# [EXERCISE INSTRUCTIONS]
Format every line of the records below as a JSON list of strings, one string per line, leaving out blank lines and the pictures.

>> start STORED ROWS

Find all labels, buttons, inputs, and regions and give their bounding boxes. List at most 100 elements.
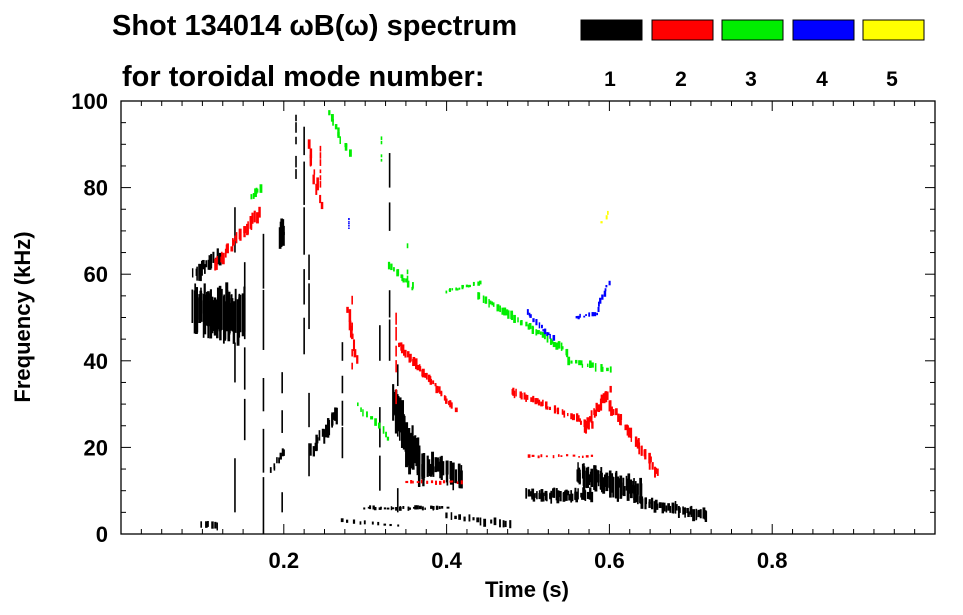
- spectral-point: [392, 393, 395, 416]
- spectral-point: [578, 456, 580, 458]
- spectral-point: [581, 455, 584, 459]
- spectral-point: [479, 280, 482, 285]
- spectral-point: [214, 521, 217, 529]
- spectral-point: [601, 472, 603, 493]
- spectral-point: [627, 427, 631, 438]
- spectral-point: [400, 419, 404, 448]
- spectral-point: [579, 418, 581, 423]
- spectral-point: [635, 481, 637, 498]
- spectral-streak: [388, 202, 391, 231]
- spectral-point: [441, 506, 444, 509]
- spectral-point: [633, 478, 635, 495]
- spectral-streak: [303, 269, 305, 305]
- series-mode-2: [214, 139, 659, 485]
- spectral-point: [424, 372, 428, 378]
- spectral-point: [528, 323, 532, 329]
- spectral-point: [216, 302, 220, 330]
- spectral-point: [597, 301, 600, 307]
- spectral-point: [513, 314, 516, 323]
- spectral-streak: [379, 325, 381, 361]
- spectral-point: [356, 355, 359, 364]
- spectral-streak: [308, 283, 310, 330]
- spectral-point: [458, 287, 461, 290]
- spectral-point: [656, 503, 659, 510]
- spectral-point: [318, 430, 321, 441]
- spectral-streak: [308, 254, 310, 280]
- spectral-point: [449, 469, 453, 485]
- spectral-point: [539, 331, 542, 335]
- spectral-point: [315, 434, 318, 451]
- spectral-point: [593, 408, 595, 416]
- spectral-point: [477, 281, 481, 286]
- spectral-point: [543, 328, 547, 335]
- spectral-point: [421, 506, 424, 511]
- spectral-point: [312, 174, 315, 185]
- spectral-point: [607, 476, 609, 488]
- spectral-point: [491, 301, 494, 306]
- spectral-streak: [395, 312, 397, 325]
- spectral-point: [402, 506, 405, 509]
- spectral-point: [515, 388, 517, 397]
- spectral-streak: [348, 225, 350, 227]
- spectral-streak: [351, 322, 353, 331]
- spectral-point: [638, 442, 641, 455]
- spectral-point: [545, 455, 548, 458]
- spectral-point: [590, 468, 594, 487]
- spectral-point: [445, 398, 448, 404]
- spectral-point: [216, 522, 218, 531]
- spectral-point: [540, 401, 544, 407]
- spectral-point: [686, 507, 689, 514]
- spectral-streak: [319, 145, 322, 152]
- spectral-point: [549, 333, 551, 339]
- spectral-point: [544, 490, 548, 497]
- spectral-streak: [319, 159, 322, 166]
- spectral-point: [563, 410, 566, 418]
- spectral-streak: [396, 394, 399, 412]
- spectral-point: [578, 360, 581, 366]
- spectral-streak: [388, 153, 391, 188]
- spectral-streak: [243, 262, 246, 289]
- spectral-point: [410, 480, 413, 484]
- spectral-point: [420, 479, 423, 484]
- spectral-point: [328, 110, 331, 116]
- spectral-point: [517, 317, 519, 323]
- y-tick-label: 0: [96, 522, 108, 547]
- spectral-point: [199, 263, 202, 282]
- spectral-point: [582, 487, 585, 498]
- spectral-point: [601, 294, 604, 300]
- axis-ticks: 0.2 0.4 0.6 0.8 0 20 40 60 80 100: [71, 89, 935, 573]
- spectral-point: [337, 127, 340, 137]
- spectral-point: [363, 520, 366, 525]
- spectral-streak: [295, 122, 297, 133]
- spectral-point: [656, 468, 659, 476]
- spectral-point: [334, 407, 337, 421]
- spectral-point: [396, 269, 400, 276]
- spectral-point: [387, 261, 391, 270]
- spectral-point: [503, 307, 507, 316]
- spectral-streak: [295, 155, 297, 168]
- spectral-point: [615, 408, 618, 416]
- spectral-point: [570, 360, 573, 364]
- spectral-point: [697, 509, 701, 518]
- spectral-point: [468, 284, 471, 288]
- spectral-point: [473, 281, 475, 286]
- spectral-point: [249, 216, 253, 229]
- spectral-point: [247, 221, 249, 234]
- spectral-point: [432, 380, 435, 385]
- spectral-point: [550, 340, 554, 344]
- spectral-point: [577, 488, 579, 500]
- spectral-point: [617, 478, 620, 488]
- spectral-point: [359, 521, 362, 525]
- spectral-point: [591, 312, 594, 317]
- y-axis-label: Frequency (kHz): [10, 231, 35, 402]
- spectral-point: [543, 492, 545, 502]
- spectral-point: [348, 320, 352, 331]
- spectral-point: [394, 400, 398, 434]
- spectral-point: [504, 520, 507, 528]
- spectral-point: [529, 314, 532, 318]
- spectral-point: [209, 301, 213, 339]
- spectral-point: [567, 412, 569, 417]
- spectral-point: [565, 454, 569, 457]
- spectral-point: [478, 292, 481, 299]
- spectral-point: [194, 283, 197, 328]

>> end STORED ROWS

# [THE REPLY]
[
  "Find all labels, buttons, inputs, and regions and give their bounding boxes. List at most 100 elements.",
  "- spectral-point: [392, 393, 395, 416]",
  "- spectral-point: [578, 456, 580, 458]",
  "- spectral-point: [581, 455, 584, 459]",
  "- spectral-point: [479, 280, 482, 285]",
  "- spectral-point: [214, 521, 217, 529]",
  "- spectral-point: [601, 472, 603, 493]",
  "- spectral-point: [627, 427, 631, 438]",
  "- spectral-point: [400, 419, 404, 448]",
  "- spectral-point: [579, 418, 581, 423]",
  "- spectral-point: [635, 481, 637, 498]",
  "- spectral-streak: [388, 202, 391, 231]",
  "- spectral-point: [441, 506, 444, 509]",
  "- spectral-point: [633, 478, 635, 495]",
  "- spectral-streak: [303, 269, 305, 305]",
  "- series-mode-2: [214, 139, 659, 485]",
  "- spectral-point: [424, 372, 428, 378]",
  "- spectral-point: [528, 323, 532, 329]",
  "- spectral-point: [216, 302, 220, 330]",
  "- spectral-point: [597, 301, 600, 307]",
  "- spectral-point: [513, 314, 516, 323]",
  "- spectral-streak: [379, 325, 381, 361]",
  "- spectral-point: [356, 355, 359, 364]",
  "- spectral-streak: [308, 283, 310, 330]",
  "- spectral-point: [458, 287, 461, 290]",
  "- spectral-point: [656, 503, 659, 510]",
  "- spectral-point: [318, 430, 321, 441]",
  "- spectral-streak: [308, 254, 310, 280]",
  "- spectral-point: [449, 469, 453, 485]",
  "- spectral-point: [539, 331, 542, 335]",
  "- spectral-point: [315, 434, 318, 451]",
  "- spectral-point: [593, 408, 595, 416]",
  "- spectral-point: [477, 281, 481, 286]",
  "- spectral-point: [543, 328, 547, 335]",
  "- spectral-point: [421, 506, 424, 511]",
  "- spectral-point: [312, 174, 315, 185]",
  "- spectral-point: [607, 476, 609, 488]",
  "- spectral-point: [491, 301, 494, 306]",
  "- spectral-streak: [395, 312, 397, 325]",
  "- spectral-point: [402, 506, 405, 509]",
  "- spectral-point: [515, 388, 517, 397]",
  "- spectral-streak: [348, 225, 350, 227]",
  "- spectral-streak: [351, 322, 353, 331]",
  "- spectral-point: [638, 442, 641, 455]",
  "- spectral-point: [545, 455, 548, 458]",
  "- spectral-point: [590, 468, 594, 487]",
  "- spectral-point: [445, 398, 448, 404]",
  "- spectral-point: [216, 522, 218, 531]",
  "- spectral-point: [540, 401, 544, 407]",
  "- spectral-point: [686, 507, 689, 514]",
  "- spectral-streak: [319, 145, 322, 152]",
  "- spectral-point: [549, 333, 551, 339]",
  "- spectral-point: [544, 490, 548, 497]",
  "- spectral-streak: [319, 159, 322, 166]",
  "- spectral-point: [563, 410, 566, 418]",
  "- spectral-streak: [396, 394, 399, 412]",
  "- spectral-point: [578, 360, 581, 366]",
  "- spectral-streak: [388, 153, 391, 188]",
  "- spectral-streak: [243, 262, 246, 289]",
  "- spectral-point: [410, 480, 413, 484]",
  "- spectral-point: [420, 479, 423, 484]",
  "- spectral-point: [328, 110, 331, 116]",
  "- spectral-point: [517, 317, 519, 323]",
  "- y-tick-label: 0: [96, 522, 108, 547]",
  "- spectral-point: [199, 263, 202, 282]",
  "- spectral-point: [582, 487, 585, 498]",
  "- spectral-point: [601, 294, 604, 300]",
  "- axis-ticks: 0.2 0.4 0.6 0.8 0 20 40 60 80 100: [71, 89, 935, 573]",
  "- spectral-point: [337, 127, 340, 137]",
  "- spectral-point: [363, 520, 366, 525]",
  "- spectral-streak: [295, 122, 297, 133]",
  "- spectral-point: [656, 468, 659, 476]",
  "- spectral-point: [334, 407, 337, 421]",
  "- spectral-point: [396, 269, 400, 276]",
  "- spectral-point: [387, 261, 391, 270]",
  "- spectral-point: [503, 307, 507, 316]",
  "- spectral-streak: [295, 155, 297, 168]",
  "- spectral-point: [615, 408, 618, 416]",
  "- spectral-point: [570, 360, 573, 364]",
  "- spectral-point: [697, 509, 701, 518]",
  "- spectral-point: [468, 284, 471, 288]",
  "- spectral-point: [473, 281, 475, 286]",
  "- spectral-point: [249, 216, 253, 229]",
  "- spectral-point: [247, 221, 249, 234]",
  "- spectral-point: [432, 380, 435, 385]",
  "- spectral-point: [550, 340, 554, 344]",
  "- spectral-point: [577, 488, 579, 500]",
  "- spectral-point: [617, 478, 620, 488]",
  "- spectral-point: [359, 521, 362, 525]",
  "- spectral-point: [591, 312, 594, 317]",
  "- y-axis-label: Frequency (kHz): [10, 231, 35, 402]",
  "- spectral-point: [543, 492, 545, 502]",
  "- spectral-point: [348, 320, 352, 331]",
  "- spectral-point: [394, 400, 398, 434]",
  "- spectral-point: [504, 520, 507, 528]",
  "- spectral-point: [529, 314, 532, 318]",
  "- spectral-point: [209, 301, 213, 339]",
  "- spectral-point: [567, 412, 569, 417]",
  "- spectral-point: [565, 454, 569, 457]",
  "- spectral-point: [478, 292, 481, 299]",
  "- spectral-point: [194, 283, 197, 328]"
]